━━━ Data shown ━━━

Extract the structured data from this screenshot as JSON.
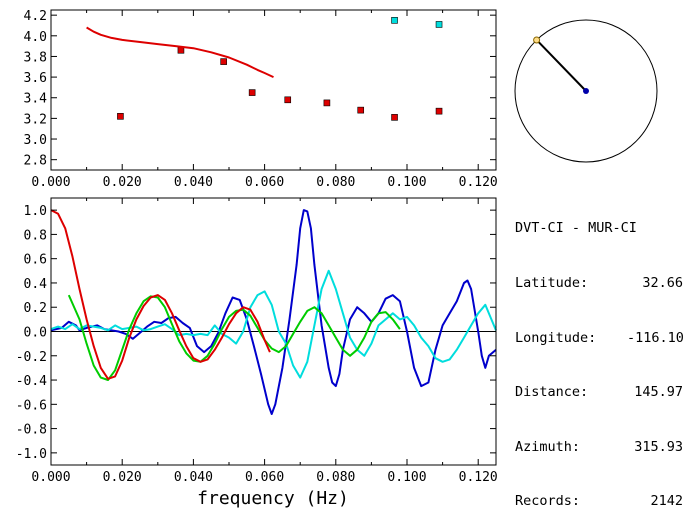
{
  "chart_data": [
    {
      "type": "scatter",
      "xlim": [
        0,
        0.125
      ],
      "ylim": [
        2.7,
        4.25
      ],
      "xticks": [
        "0.000",
        "0.020",
        "0.040",
        "0.060",
        "0.080",
        "0.100",
        "0.120"
      ],
      "yticks": [
        "2.8",
        "3.0",
        "3.2",
        "3.4",
        "3.6",
        "3.8",
        "4.0",
        "4.2"
      ],
      "series": [
        {
          "kind": "points",
          "color": "#dd0000",
          "x": [
            0.0195,
            0.0365,
            0.0485,
            0.0565,
            0.0665,
            0.0775,
            0.087,
            0.0965,
            0.109
          ],
          "y": [
            3.22,
            3.86,
            3.75,
            3.45,
            3.38,
            3.35,
            3.28,
            3.21,
            3.27
          ]
        },
        {
          "kind": "points",
          "color": "#00dddd",
          "x": [
            0.0965,
            0.109
          ],
          "y": [
            4.15,
            4.11
          ]
        },
        {
          "kind": "line",
          "color": "#dd0000",
          "x": [
            0.01,
            0.012,
            0.014,
            0.017,
            0.02,
            0.025,
            0.03,
            0.035,
            0.04,
            0.045,
            0.05,
            0.055,
            0.058,
            0.06,
            0.0625
          ],
          "y": [
            4.08,
            4.04,
            4.01,
            3.98,
            3.96,
            3.94,
            3.92,
            3.9,
            3.88,
            3.84,
            3.79,
            3.72,
            3.67,
            3.64,
            3.6
          ]
        }
      ]
    },
    {
      "type": "line",
      "xlabel": "frequency (Hz)",
      "xlim": [
        0,
        0.125
      ],
      "ylim": [
        -1.1,
        1.1
      ],
      "xticks": [
        "0.000",
        "0.020",
        "0.040",
        "0.060",
        "0.080",
        "0.100",
        "0.120"
      ],
      "yticks": [
        "1.0",
        "0.8",
        "0.6",
        "0.4",
        "0.2",
        "0.0",
        "-0.2",
        "-0.4",
        "-0.6",
        "-0.8",
        "-1.0"
      ],
      "series": [
        {
          "color": "#0000cc",
          "x": [
            0.0,
            0.003,
            0.005,
            0.007,
            0.008,
            0.01,
            0.013,
            0.015,
            0.017,
            0.019,
            0.021,
            0.023,
            0.025,
            0.027,
            0.029,
            0.031,
            0.033,
            0.035,
            0.037,
            0.039,
            0.041,
            0.043,
            0.045,
            0.047,
            0.049,
            0.051,
            0.053,
            0.055,
            0.057,
            0.059,
            0.061,
            0.062,
            0.063,
            0.065,
            0.067,
            0.069,
            0.07,
            0.071,
            0.072,
            0.073,
            0.074,
            0.076,
            0.078,
            0.079,
            0.08,
            0.081,
            0.082,
            0.084,
            0.086,
            0.088,
            0.09,
            0.092,
            0.094,
            0.096,
            0.098,
            0.1,
            0.102,
            0.104,
            0.106,
            0.108,
            0.11,
            0.112,
            0.114,
            0.116,
            0.117,
            0.118,
            0.12,
            0.121,
            0.122,
            0.123,
            0.125
          ],
          "y": [
            0.01,
            0.03,
            0.08,
            0.05,
            0.01,
            0.03,
            0.05,
            0.02,
            0.01,
            0.0,
            -0.02,
            -0.06,
            -0.01,
            0.04,
            0.08,
            0.07,
            0.11,
            0.12,
            0.07,
            0.03,
            -0.12,
            -0.17,
            -0.12,
            -0.01,
            0.15,
            0.28,
            0.26,
            0.1,
            -0.12,
            -0.35,
            -0.6,
            -0.68,
            -0.6,
            -0.3,
            0.1,
            0.55,
            0.85,
            1.0,
            0.99,
            0.85,
            0.55,
            0.05,
            -0.3,
            -0.42,
            -0.45,
            -0.35,
            -0.15,
            0.1,
            0.2,
            0.15,
            0.08,
            0.15,
            0.27,
            0.3,
            0.25,
            0.0,
            -0.3,
            -0.45,
            -0.42,
            -0.15,
            0.05,
            0.15,
            0.25,
            0.4,
            0.42,
            0.35,
            0.0,
            -0.2,
            -0.3,
            -0.2,
            -0.15
          ]
        },
        {
          "color": "#00dddd",
          "x": [
            0.0,
            0.002,
            0.004,
            0.006,
            0.008,
            0.01,
            0.012,
            0.014,
            0.016,
            0.018,
            0.02,
            0.022,
            0.024,
            0.026,
            0.028,
            0.03,
            0.032,
            0.034,
            0.036,
            0.038,
            0.04,
            0.042,
            0.044,
            0.046,
            0.048,
            0.05,
            0.052,
            0.054,
            0.056,
            0.058,
            0.06,
            0.062,
            0.064,
            0.066,
            0.068,
            0.07,
            0.072,
            0.074,
            0.076,
            0.078,
            0.08,
            0.082,
            0.084,
            0.086,
            0.088,
            0.09,
            0.092,
            0.094,
            0.096,
            0.098,
            0.1,
            0.102,
            0.104,
            0.106,
            0.108,
            0.11,
            0.112,
            0.114,
            0.116,
            0.118,
            0.12,
            0.122,
            0.124,
            0.125
          ],
          "y": [
            0.02,
            0.04,
            0.02,
            0.06,
            0.02,
            0.05,
            0.04,
            0.03,
            0.01,
            0.05,
            0.02,
            0.03,
            0.04,
            0.01,
            0.02,
            0.04,
            0.06,
            0.02,
            -0.03,
            -0.02,
            -0.03,
            -0.02,
            -0.03,
            0.05,
            -0.02,
            -0.05,
            -0.1,
            0.0,
            0.2,
            0.3,
            0.33,
            0.22,
            0.0,
            -0.1,
            -0.28,
            -0.38,
            -0.25,
            0.05,
            0.35,
            0.5,
            0.35,
            0.15,
            -0.05,
            -0.15,
            -0.2,
            -0.1,
            0.05,
            0.1,
            0.15,
            0.1,
            0.12,
            0.05,
            -0.05,
            -0.12,
            -0.22,
            -0.25,
            -0.23,
            -0.15,
            -0.05,
            0.05,
            0.15,
            0.22,
            0.08,
            0.01
          ]
        },
        {
          "color": "#00cc00",
          "x": [
            0.005,
            0.008,
            0.01,
            0.012,
            0.014,
            0.016,
            0.018,
            0.02,
            0.022,
            0.024,
            0.026,
            0.028,
            0.03,
            0.032,
            0.034,
            0.036,
            0.038,
            0.04,
            0.042,
            0.044,
            0.046,
            0.048,
            0.05,
            0.052,
            0.054,
            0.056,
            0.058,
            0.06,
            0.062,
            0.064,
            0.066,
            0.068,
            0.07,
            0.072,
            0.074,
            0.076,
            0.078,
            0.08,
            0.082,
            0.084,
            0.086,
            0.088,
            0.09,
            0.092,
            0.094,
            0.096,
            0.098
          ],
          "y": [
            0.3,
            0.1,
            -0.1,
            -0.28,
            -0.38,
            -0.4,
            -0.32,
            -0.15,
            0.02,
            0.15,
            0.25,
            0.29,
            0.28,
            0.2,
            0.06,
            -0.08,
            -0.18,
            -0.24,
            -0.25,
            -0.2,
            -0.1,
            0.02,
            0.12,
            0.17,
            0.18,
            0.13,
            0.03,
            -0.07,
            -0.14,
            -0.17,
            -0.12,
            -0.02,
            0.08,
            0.17,
            0.2,
            0.15,
            0.05,
            -0.05,
            -0.15,
            -0.2,
            -0.15,
            -0.05,
            0.08,
            0.15,
            0.16,
            0.1,
            0.02
          ]
        },
        {
          "color": "#dd0000",
          "x": [
            0.0,
            0.002,
            0.004,
            0.006,
            0.008,
            0.01,
            0.012,
            0.014,
            0.016,
            0.018,
            0.02,
            0.022,
            0.024,
            0.026,
            0.028,
            0.03,
            0.032,
            0.034,
            0.036,
            0.038,
            0.04,
            0.042,
            0.044,
            0.046,
            0.048,
            0.05,
            0.052,
            0.054,
            0.056,
            0.058,
            0.06,
            0.0615
          ],
          "y": [
            1.0,
            0.97,
            0.85,
            0.62,
            0.35,
            0.1,
            -0.12,
            -0.3,
            -0.39,
            -0.37,
            -0.24,
            -0.05,
            0.1,
            0.21,
            0.28,
            0.3,
            0.26,
            0.15,
            0.01,
            -0.12,
            -0.22,
            -0.25,
            -0.23,
            -0.15,
            -0.05,
            0.06,
            0.15,
            0.2,
            0.18,
            0.08,
            -0.07,
            -0.17
          ]
        }
      ]
    }
  ],
  "polar": {
    "azimuth_deg": 315.93,
    "line_color": "#000000",
    "center_color": "#0000aa",
    "end_color": "#ffdd88"
  },
  "info": {
    "title": "DVT-CI - MUR-CI",
    "rows": [
      {
        "label": "Latitude:",
        "value": "32.66"
      },
      {
        "label": "Longitude:",
        "value": "-116.10"
      },
      {
        "label": "Distance:",
        "value": "145.97"
      },
      {
        "label": "Azimuth:",
        "value": "315.93"
      },
      {
        "label": "Records:",
        "value": "2142"
      }
    ]
  }
}
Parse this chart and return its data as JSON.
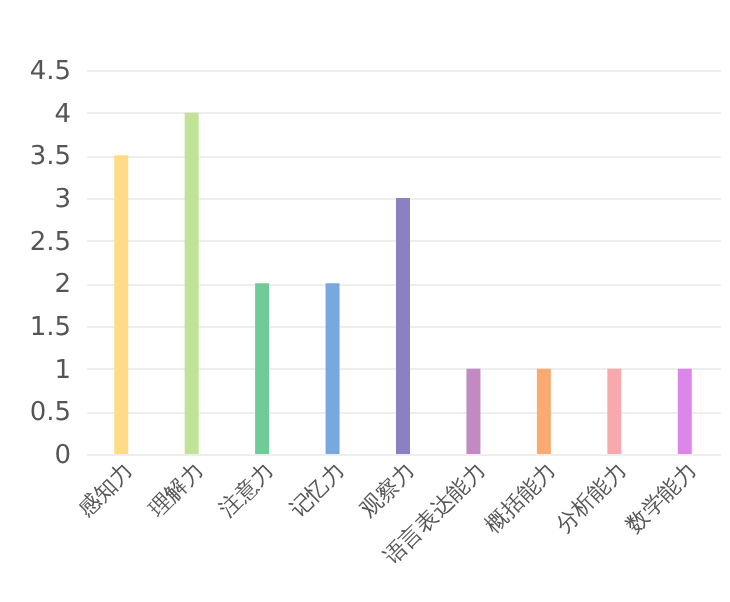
{
  "chart_data": {
    "type": "bar",
    "categories": [
      "感知力",
      "理解力",
      "注意力",
      "记忆力",
      "观察力",
      "语言表达能力",
      "概括能力",
      "分析能力",
      "数学能力"
    ],
    "values": [
      3.5,
      4,
      2,
      2,
      3,
      1,
      1,
      1,
      1
    ],
    "colors": [
      "#fddc85",
      "#c0e397",
      "#71cb98",
      "#79a7e0",
      "#8b80c2",
      "#c389c3",
      "#f9ab72",
      "#f8a9ae",
      "#dc86ec"
    ],
    "ylim": [
      0,
      4.5
    ],
    "yticks": [
      0,
      0.5,
      1,
      1.5,
      2,
      2.5,
      3,
      3.5,
      4,
      4.5
    ],
    "grid": "y"
  }
}
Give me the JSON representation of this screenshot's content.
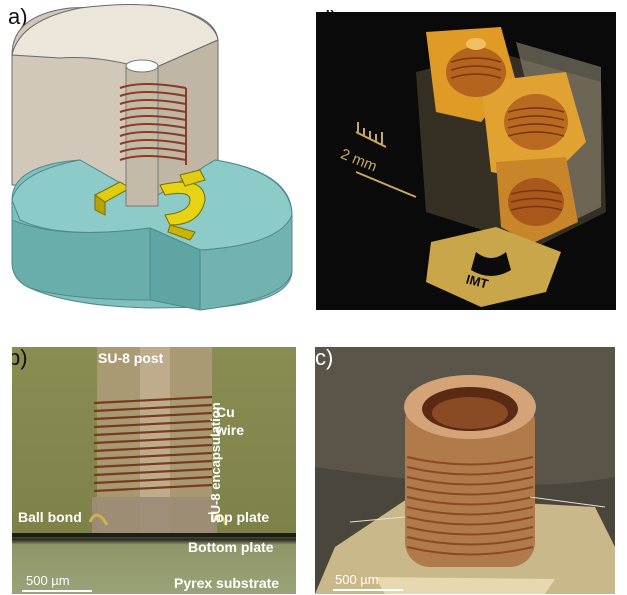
{
  "panels": {
    "a": {
      "label": "a)"
    },
    "b": {
      "label": "b)",
      "annotations": {
        "post": "SU-8 post",
        "wire": "Cu\nwire",
        "encapsulation": "SU-8 encapsulation",
        "ball_bond": "Ball bond",
        "top_plate": "Top plate",
        "bottom_plate": "Bottom plate",
        "substrate": "Pyrex substrate"
      },
      "scale": "500 µm"
    },
    "c": {
      "label": "c)",
      "scale": "500 µm"
    },
    "d": {
      "label": "d)",
      "ruler": "2 mm",
      "logo": "IMT"
    }
  },
  "colors": {
    "cylinder_top": "#ded6c8",
    "teal": "#6fb5b5",
    "gold": "#d9c400",
    "copper": "#8a3b24",
    "panel_d_bg": "#0b0b0b"
  }
}
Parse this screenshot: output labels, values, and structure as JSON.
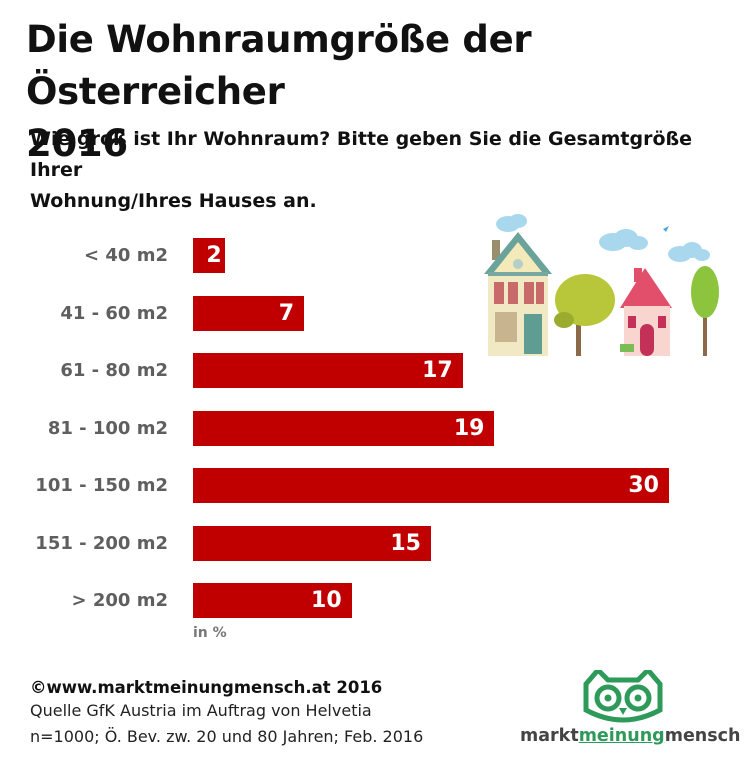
{
  "header": {
    "title_line1": "Die Wohnraumgröße der Österreicher",
    "title_line2": "2016",
    "subtitle_line1": "Wie groß ist Ihr Wohnraum? Bitte geben Sie die Gesamtgröße Ihrer",
    "subtitle_line2": "Wohnung/Ihres Hauses an."
  },
  "chart_data": {
    "type": "bar",
    "orientation": "horizontal",
    "categories": [
      "< 40 m2",
      "41 - 60 m2",
      "61 - 80 m2",
      "81 - 100 m2",
      "101 - 150 m2",
      "151 - 200 m2",
      "> 200 m2"
    ],
    "values": [
      2,
      7,
      17,
      19,
      30,
      15,
      10
    ],
    "unit_label": "in %",
    "xlim": [
      0,
      30
    ],
    "bar_color": "#c00000",
    "grid": false,
    "legend": "none"
  },
  "footer": {
    "copyright": "©www.marktmeinungmensch.at 2016",
    "source_line1": "Quelle GfK Austria im Auftrag von Helvetia",
    "source_line2": "n=1000; Ö. Bev. zw. 20 und 80 Jahren; Feb. 2016"
  },
  "logo": {
    "word1": "markt",
    "word2": "meinung",
    "word3": "mensch",
    "color_dark": "#444444",
    "color_green": "#2e9a5a"
  }
}
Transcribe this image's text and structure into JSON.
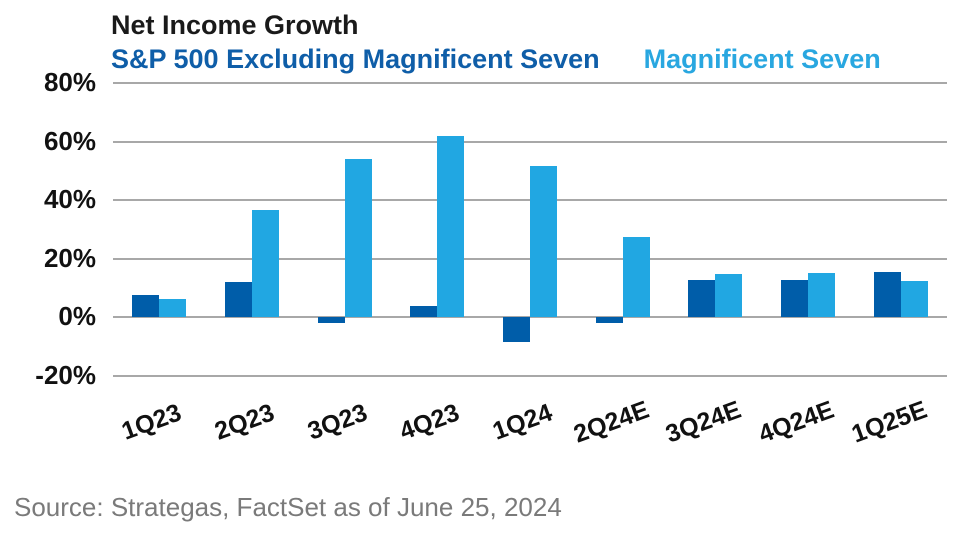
{
  "chart": {
    "title": "Net Income Growth",
    "legend": [
      "S&P 500 Excluding Magnificent Seven",
      "Magnificent Seven"
    ],
    "source": "Source: Strategas, FactSet as of June 25, 2024"
  },
  "chart_data": {
    "type": "bar",
    "title": "Net Income Growth",
    "categories": [
      "1Q23",
      "2Q23",
      "3Q23",
      "4Q23",
      "1Q24",
      "2Q24E",
      "3Q24E",
      "4Q24E",
      "1Q25E"
    ],
    "series": [
      {
        "name": "S&P 500 Excluding Magnificent Seven",
        "color": "#005da9",
        "values": [
          7.5,
          12.2,
          -2.0,
          4.0,
          -8.5,
          -2.0,
          12.8,
          12.8,
          15.4
        ]
      },
      {
        "name": "Magnificent Seven",
        "color": "#21a7e2",
        "values": [
          6.2,
          36.8,
          53.9,
          62.0,
          51.8,
          27.4,
          14.8,
          15.3,
          12.4
        ]
      }
    ],
    "xlabel": "",
    "ylabel": "",
    "ylim": [
      -20,
      80
    ],
    "yticks": [
      80,
      60,
      40,
      20,
      0,
      -20
    ],
    "ytick_suffix": "%",
    "grid": true,
    "gridline_color": "#a8a8a8",
    "legend_position": "top-left",
    "x_label_rotation_deg": -20
  },
  "colors": {
    "bar_dark_blue": "#005da9",
    "bar_light_blue": "#21a7e2",
    "legend_dark_text": "#0f5ea8",
    "legend_light_text": "#29a7e0",
    "gridline": "#a8a8a8",
    "axis_text": "#111111",
    "source_text": "#7a7a7a"
  }
}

━━━

Instruction >> Extract the run of lines from the line holding "Transcribe this image's" through the final line of the material above, exactly and inclusively. Leave the pictures behind.

Output of the exercise >>
Transcribe this image's text and structure into JSON.
{
  "chart": {
    "title": "Net Income Growth",
    "legend": [
      "S&P 500 Excluding Magnificent Seven",
      "Magnificent Seven"
    ],
    "source": "Source: Strategas, FactSet as of June 25, 2024"
  },
  "chart_data": {
    "type": "bar",
    "title": "Net Income Growth",
    "categories": [
      "1Q23",
      "2Q23",
      "3Q23",
      "4Q23",
      "1Q24",
      "2Q24E",
      "3Q24E",
      "4Q24E",
      "1Q25E"
    ],
    "series": [
      {
        "name": "S&P 500 Excluding Magnificent Seven",
        "color": "#005da9",
        "values": [
          7.5,
          12.2,
          -2.0,
          4.0,
          -8.5,
          -2.0,
          12.8,
          12.8,
          15.4
        ]
      },
      {
        "name": "Magnificent Seven",
        "color": "#21a7e2",
        "values": [
          6.2,
          36.8,
          53.9,
          62.0,
          51.8,
          27.4,
          14.8,
          15.3,
          12.4
        ]
      }
    ],
    "xlabel": "",
    "ylabel": "",
    "ylim": [
      -20,
      80
    ],
    "yticks": [
      80,
      60,
      40,
      20,
      0,
      -20
    ],
    "ytick_suffix": "%",
    "grid": true,
    "gridline_color": "#a8a8a8",
    "legend_position": "top-left",
    "x_label_rotation_deg": -20
  },
  "colors": {
    "bar_dark_blue": "#005da9",
    "bar_light_blue": "#21a7e2",
    "legend_dark_text": "#0f5ea8",
    "legend_light_text": "#29a7e0",
    "gridline": "#a8a8a8",
    "axis_text": "#111111",
    "source_text": "#7a7a7a"
  }
}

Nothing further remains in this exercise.